** Goal **
Gather every line below where "cash" appears.

(Collected data entries)
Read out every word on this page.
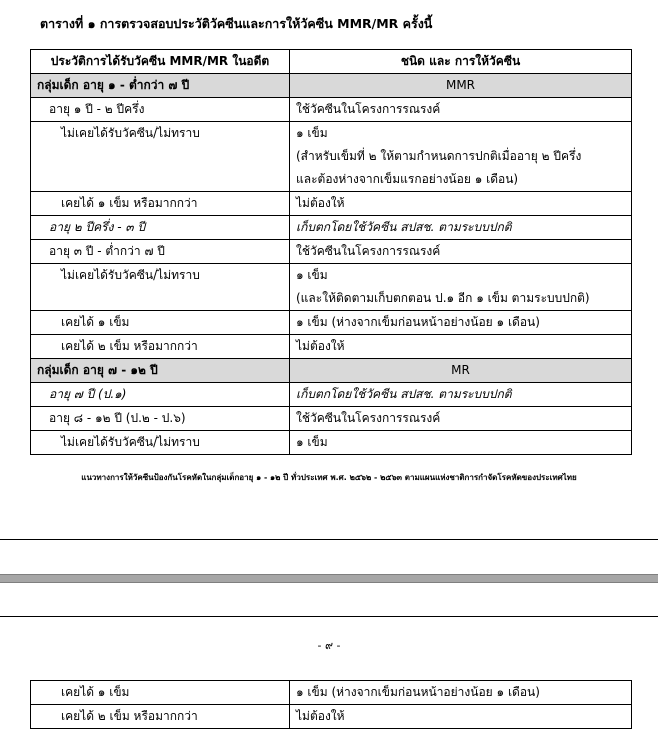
ตารางที่ ๑ การตรวจสอบประวัติวัคซีนและการให้วัคซีน MMR/MR ครั้งนี้
ประวัติการได้รับวัคซีน MMR/MR ในอดีต	ชนิด และ การให้วัคซีน
กลุ่มเด็ก อายุ ๑ - ต่ำกว่า ๗ ปี	MMR

อายุ ๑ ปี - ๒ ปีครึ่ง	ใช้วัคซีนในโครงการรณรงค์

ไม่เคยได้รับวัคซีน/ไม่ทราบ	๑ เข็ม
(สำหรับเข็มที่ ๒ ให้ตามกำหนดการปกติเมื่ออายุ ๒ ปีครึ่ง
และต้องห่างจากเข็มแรกอย่างน้อย ๑ เดือน)

เคยได้ ๑ เข็ม หรือมากกว่า	ไม่ต้องให้

อายุ ๒ ปีครึ่ง - ๓ ปี	เก็บตกโดยใช้วัคซีน สปสช. ตามระบบปกติ

อายุ ๓ ปี - ต่ำกว่า ๗ ปี	ใช้วัคซีนในโครงการรณรงค์

ไม่เคยได้รับวัคซีน/ไม่ทราบ	๑ เข็ม
(และให้ติดตามเก็บตกตอน ป.๑ อีก ๑ เข็ม ตามระบบปกติ)

เคยได้ ๑ เข็ม	๑ เข็ม (ห่างจากเข็มก่อนหน้าอย่างน้อย ๑ เดือน)

เคยได้ ๒ เข็ม หรือมากกว่า	ไม่ต้องให้

กลุ่มเด็ก อายุ ๗ - ๑๒ ปี	MR

อายุ ๗ ปี (ป.๑)	เก็บตกโดยใช้วัคซีน สปสช. ตามระบบปกติ

อายุ ๘ - ๑๒ ปี (ป.๒ - ป.๖)	ใช้วัคซีนในโครงการรณรงค์

ไม่เคยได้รับวัคซีน/ไม่ทราบ	๑ เข็ม
แนวทางการให้วัคซีนป้องกันโรคหัดในกลุ่มเด็กอายุ ๑ - ๑๒ ปี ทั่วประเทศ พ.ศ. ๒๕๖๒ - ๒๕๖๓ ตามแผนแห่งชาติการกำจัดโรคหัดของประเทศไทย
- ๙ -
เคยได้ ๑ เข็ม	๑ เข็ม (ห่างจากเข็มก่อนหน้าอย่างน้อย ๑ เดือน)

เคยได้ ๒ เข็ม หรือมากกว่า	ไม่ต้องให้
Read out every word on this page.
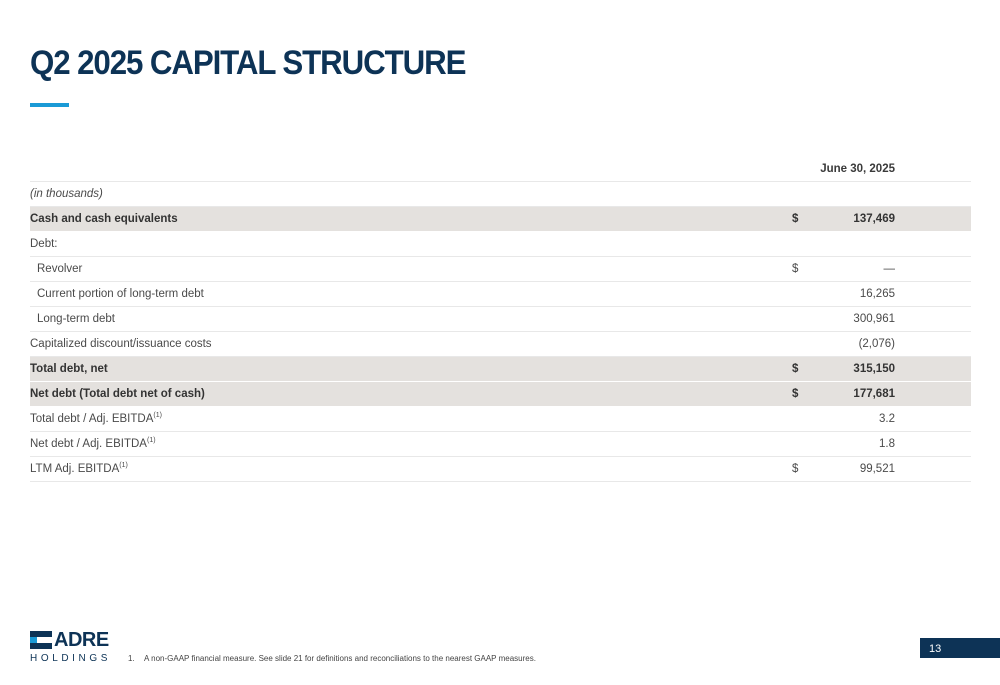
Q2 2025 CAPITAL STRUCTURE
June 30, 2025
(in thousands)
Cash and cash equivalents	$	137,469
Debt:
Revolver	$	—
Current portion of long-term debt	16,265
Long-term debt	300,961
Capitalized discount/issuance costs	(2,076)
Total debt, net	$	315,150
Net debt (Total debt net of cash)	$	177,681
Total debt / Adj. EBITDA$^{(1)}$	3.2
Net debt / Adj. EBITDA$^{(1)}$	1.8
LTM Adj. EBITDA$^{(1)}$	$	99,521
ADRE
HOLDINGS 1. A non-GAAP financial measure. See slide 21 for definitions and reconciliations to the nearest GAAP measures.
13
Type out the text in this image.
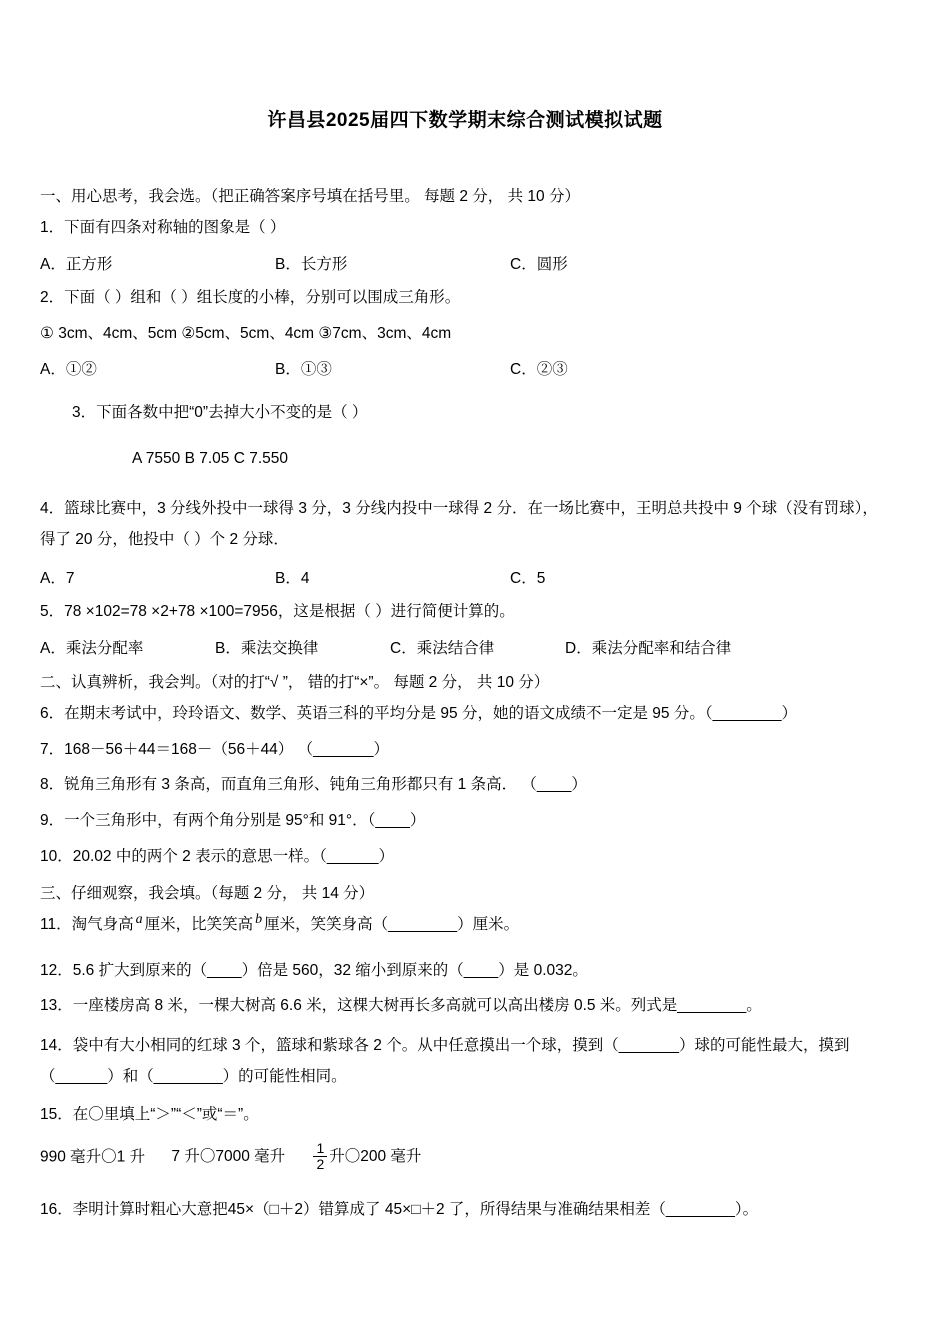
许昌县2025届四下数学期末综合测试模拟试题
一、用心思考，我会选。（把正确答案序号填在括号里。 每题 2 分， 共 10 分）
1．下面有四条对称轴的图象是（ ）
A．正方形	B．长方形	C．圆形
2．下面（ ）组和（ ）组长度的小棒，分别可以围成三角形。
① 3cm、4cm、5cm ②5cm、5cm、4cm ③7cm、3cm、4cm
A．①②	B．①③	C．②③
3．下面各数中把“0”去掉大小不变的是（ ）
A 7550 B 7.05 C 7.550
4．篮球比赛中，3 分线外投中一球得 3 分，3 分线内投中一球得 2 分．在一场比赛中，王明总共投中 9 个球（没有罚球），得了 20 分，他投中（ ）个 2 分球．
A．7	B．4	C．5
5．78 ×102=78 ×2+78 ×100=7956，这是根据（ ）进行简便计算的。
A．乘法分配率	B．乘法交换律	C．乘法结合律	D．乘法分配率和结合律
二、认真辨析，我会判。（对的打“√ ”， 错的打“×”。 每题 2 分， 共 10 分）
6．在期末考试中，玲玲语文、数学、英语三科的平均分是 95 分，她的语文成绩不一定是 95 分。（________）
7．168－56＋44＝168－（56＋44） （_______）
8．锐角三角形有 3 条高，而直角三角形、钝角三角形都只有 1 条高． （____）
9．一个三角形中，有两个角分别是 95°和 91°．（____）
10．20.02 中的两个 2 表示的意思一样。（______）
三、仔细观察，我会填。（每题 2 分， 共 14 分）
11．淘气身高 a 厘米，比笑笑高 b 厘米，笑笑身高（________）厘米。
12．5.6 扩大到原来的（____）倍是 560，32 缩小到原来的（____）是 0.032。
13．一座楼房高 8 米，一棵大树高 6.6 米，这棵大树再长多高就可以高出楼房 0.5 米。列式是________。
14．袋中有大小相同的红球 3 个，篮球和紫球各 2 个。从中任意摸出一个球，摸到（_______）球的可能性最大，摸到（______）和（________）的可能性相同。
15．在〇里填上“＞”“＜”或“＝”。
990 毫升〇1 升 7 升〇7000 毫升 $\frac{1}{2}$ 升〇200 毫升
16．李明计算时粗心大意把45×（□＋2）错算成了 45×□＋2 了，所得结果与准确结果相差（________）。
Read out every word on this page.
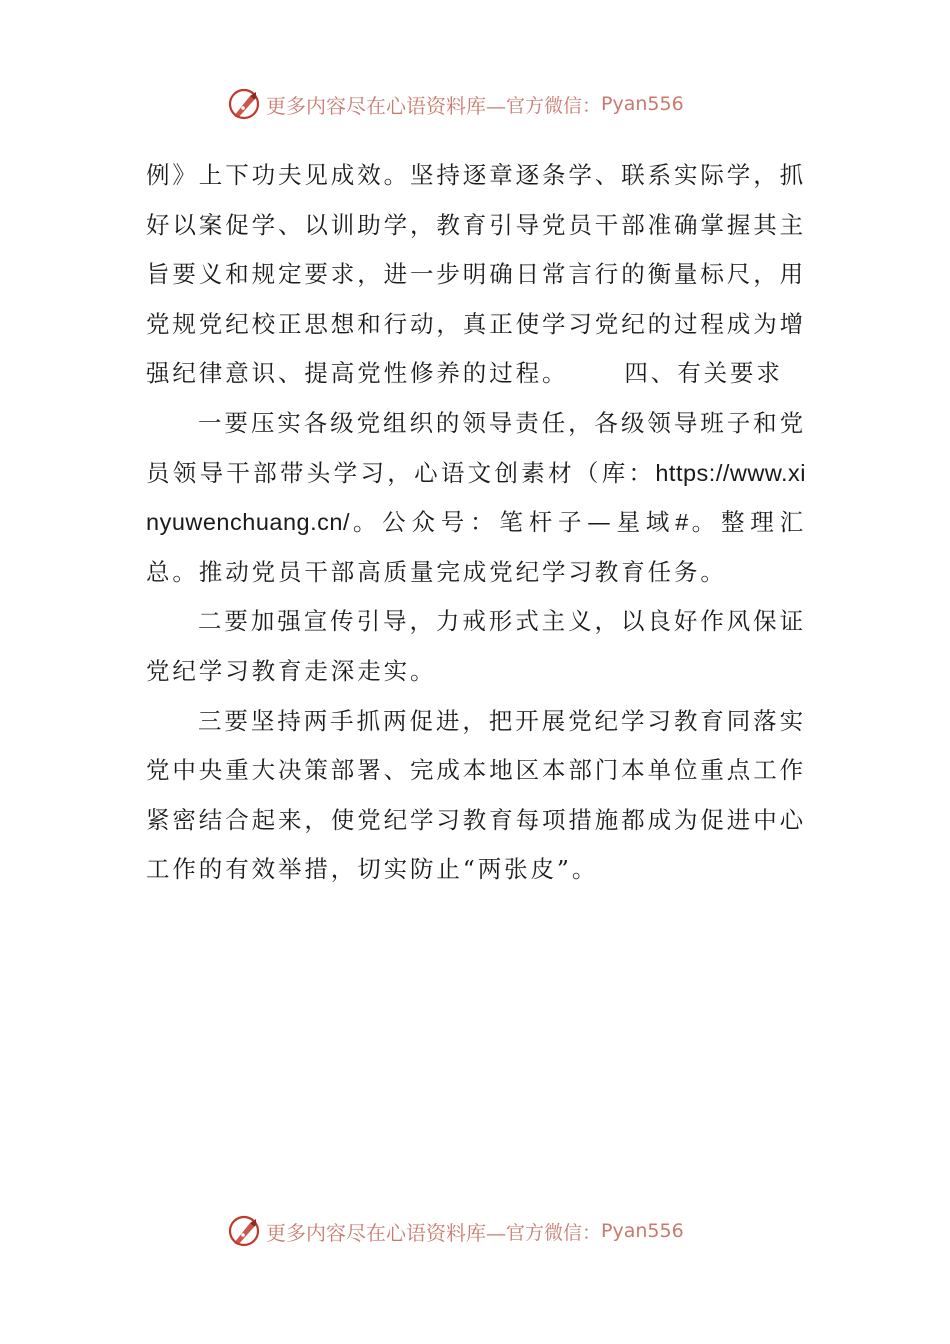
更多内容尽在心语资料库— 官方微信： Pyan556

例》上下功夫见成效。坚持逐章逐条学、联系实际学，抓好以案促学、以训助学，教育引导党员干部准确掌握其主旨要义和规定要求，进一步明确日常言行的衡量标尺，用党规党纪校正思想和行动，真正使学习党纪的过程成为增强纪律意识、提高党性修养的过程。 四、有关要求

一要压实各级党组织的领导责任，各级领导班子和党员领导干部带头学习，心语文创素材（库：https://www.xinyuwenchuang.cn/。公众号：笔杆子—星域#。整理汇总。推动党员干部高质量完成党纪学习教育任务。

二要加强宣传引导，力戒形式主义，以良好作风保证党纪学习教育走深走实。

三要坚持两手抓两促进，把开展党纪学习教育同落实党中央重大决策部署、完成本地区本部门本单位重点工作紧密结合起来，使党纪学习教育每项措施都成为促进中心工作的有效举措，切实防止“两张皮”。

更多内容尽在心语资料库— 官方微信： Pyan556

** Worked solution **
Cash and cash equivalents	$	137,469
Net debt (Total debt net of cash)	$	177,681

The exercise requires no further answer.